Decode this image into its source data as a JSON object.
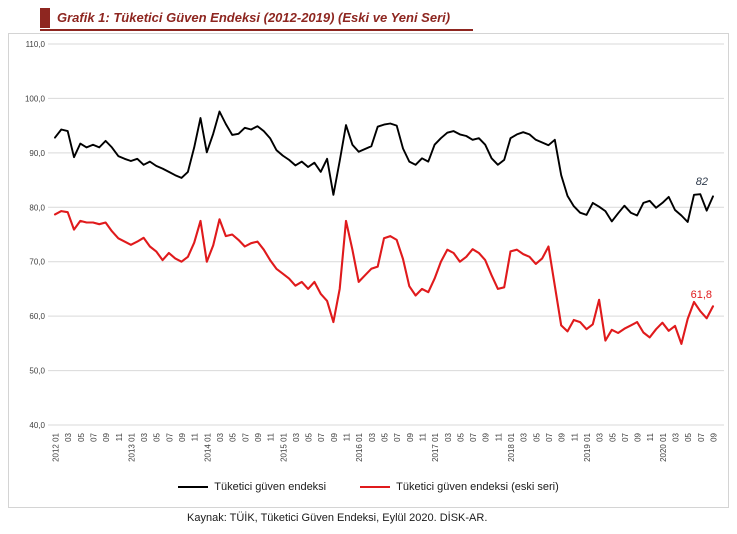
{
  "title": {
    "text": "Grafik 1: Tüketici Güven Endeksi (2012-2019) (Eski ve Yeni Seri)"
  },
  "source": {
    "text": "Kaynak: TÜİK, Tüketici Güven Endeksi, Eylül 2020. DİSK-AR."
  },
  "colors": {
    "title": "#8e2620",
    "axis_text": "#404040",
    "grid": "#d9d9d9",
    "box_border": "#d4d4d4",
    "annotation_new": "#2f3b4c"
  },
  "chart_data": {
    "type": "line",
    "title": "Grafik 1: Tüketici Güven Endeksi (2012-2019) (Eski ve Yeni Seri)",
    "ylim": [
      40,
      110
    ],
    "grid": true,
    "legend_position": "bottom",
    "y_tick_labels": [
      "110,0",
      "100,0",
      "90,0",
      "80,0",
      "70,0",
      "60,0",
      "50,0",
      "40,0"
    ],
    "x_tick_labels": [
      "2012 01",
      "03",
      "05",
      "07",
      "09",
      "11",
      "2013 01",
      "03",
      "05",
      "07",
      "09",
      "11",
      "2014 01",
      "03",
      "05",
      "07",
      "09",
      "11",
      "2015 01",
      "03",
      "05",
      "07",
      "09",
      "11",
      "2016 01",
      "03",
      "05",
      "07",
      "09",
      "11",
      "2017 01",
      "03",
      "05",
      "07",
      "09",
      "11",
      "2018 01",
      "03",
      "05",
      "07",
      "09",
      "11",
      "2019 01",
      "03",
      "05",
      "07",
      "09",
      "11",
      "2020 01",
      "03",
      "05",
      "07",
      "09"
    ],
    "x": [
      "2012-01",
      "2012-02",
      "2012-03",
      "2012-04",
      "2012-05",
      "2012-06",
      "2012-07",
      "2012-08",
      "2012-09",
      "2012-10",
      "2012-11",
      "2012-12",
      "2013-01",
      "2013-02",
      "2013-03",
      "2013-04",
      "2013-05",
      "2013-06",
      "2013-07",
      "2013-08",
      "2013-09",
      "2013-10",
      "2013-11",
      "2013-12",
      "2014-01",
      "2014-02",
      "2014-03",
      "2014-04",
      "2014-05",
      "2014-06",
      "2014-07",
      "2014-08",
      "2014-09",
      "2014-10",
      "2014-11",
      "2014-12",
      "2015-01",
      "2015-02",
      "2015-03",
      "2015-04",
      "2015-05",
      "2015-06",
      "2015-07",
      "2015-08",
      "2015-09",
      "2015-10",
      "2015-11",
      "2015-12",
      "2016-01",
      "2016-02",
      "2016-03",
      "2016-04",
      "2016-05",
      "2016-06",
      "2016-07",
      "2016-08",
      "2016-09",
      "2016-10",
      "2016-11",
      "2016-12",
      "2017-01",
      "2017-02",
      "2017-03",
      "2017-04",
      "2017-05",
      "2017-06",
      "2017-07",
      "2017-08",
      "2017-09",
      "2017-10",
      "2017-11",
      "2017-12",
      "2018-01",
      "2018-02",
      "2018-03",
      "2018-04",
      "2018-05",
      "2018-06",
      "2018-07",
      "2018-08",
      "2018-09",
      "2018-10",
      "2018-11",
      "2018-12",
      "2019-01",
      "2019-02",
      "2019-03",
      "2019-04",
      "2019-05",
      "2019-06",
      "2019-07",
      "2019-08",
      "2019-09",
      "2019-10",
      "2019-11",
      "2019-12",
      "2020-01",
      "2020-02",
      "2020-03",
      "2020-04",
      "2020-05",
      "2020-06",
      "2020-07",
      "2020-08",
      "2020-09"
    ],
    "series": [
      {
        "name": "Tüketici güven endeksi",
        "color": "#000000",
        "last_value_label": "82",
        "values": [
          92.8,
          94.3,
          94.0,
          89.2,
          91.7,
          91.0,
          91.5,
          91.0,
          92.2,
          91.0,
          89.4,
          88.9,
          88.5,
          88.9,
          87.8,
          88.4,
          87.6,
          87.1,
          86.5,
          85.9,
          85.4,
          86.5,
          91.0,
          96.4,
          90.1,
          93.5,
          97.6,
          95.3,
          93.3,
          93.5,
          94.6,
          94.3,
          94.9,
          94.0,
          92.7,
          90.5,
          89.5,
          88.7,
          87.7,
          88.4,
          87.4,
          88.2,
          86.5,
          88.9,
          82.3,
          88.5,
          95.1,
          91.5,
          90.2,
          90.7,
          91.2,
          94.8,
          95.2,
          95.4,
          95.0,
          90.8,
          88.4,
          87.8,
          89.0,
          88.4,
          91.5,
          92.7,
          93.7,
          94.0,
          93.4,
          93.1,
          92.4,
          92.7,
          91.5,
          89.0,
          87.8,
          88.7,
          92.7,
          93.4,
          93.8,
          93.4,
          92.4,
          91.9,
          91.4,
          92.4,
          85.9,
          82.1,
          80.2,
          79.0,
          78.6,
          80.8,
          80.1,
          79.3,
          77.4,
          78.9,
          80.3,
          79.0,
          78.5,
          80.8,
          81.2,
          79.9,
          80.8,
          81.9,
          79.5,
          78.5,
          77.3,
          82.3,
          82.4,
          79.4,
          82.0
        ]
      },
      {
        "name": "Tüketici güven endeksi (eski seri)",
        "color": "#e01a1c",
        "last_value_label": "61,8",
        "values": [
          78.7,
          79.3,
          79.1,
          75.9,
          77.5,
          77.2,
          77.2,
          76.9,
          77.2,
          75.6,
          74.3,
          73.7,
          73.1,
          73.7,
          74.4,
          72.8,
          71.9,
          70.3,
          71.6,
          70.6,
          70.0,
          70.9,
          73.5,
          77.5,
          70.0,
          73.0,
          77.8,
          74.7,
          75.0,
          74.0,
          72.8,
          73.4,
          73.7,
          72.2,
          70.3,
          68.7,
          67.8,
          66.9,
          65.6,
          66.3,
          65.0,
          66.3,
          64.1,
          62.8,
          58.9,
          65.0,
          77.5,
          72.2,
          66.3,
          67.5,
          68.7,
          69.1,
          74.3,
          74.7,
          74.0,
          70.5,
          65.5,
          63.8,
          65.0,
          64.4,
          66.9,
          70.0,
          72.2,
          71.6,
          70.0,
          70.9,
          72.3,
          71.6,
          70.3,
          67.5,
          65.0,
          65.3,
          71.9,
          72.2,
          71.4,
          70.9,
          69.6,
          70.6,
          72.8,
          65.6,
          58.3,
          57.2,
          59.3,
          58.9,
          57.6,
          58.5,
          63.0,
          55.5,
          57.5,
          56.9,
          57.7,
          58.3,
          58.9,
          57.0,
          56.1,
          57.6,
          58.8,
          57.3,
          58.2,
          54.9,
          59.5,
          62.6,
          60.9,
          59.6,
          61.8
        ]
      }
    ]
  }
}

**Aim of the task**
Go through the records above and copy every line with the word "name".

**Solution below**
        "name": "Tüketici güven endeksi",
        "name": "Tüketici güven endeksi (eski seri)",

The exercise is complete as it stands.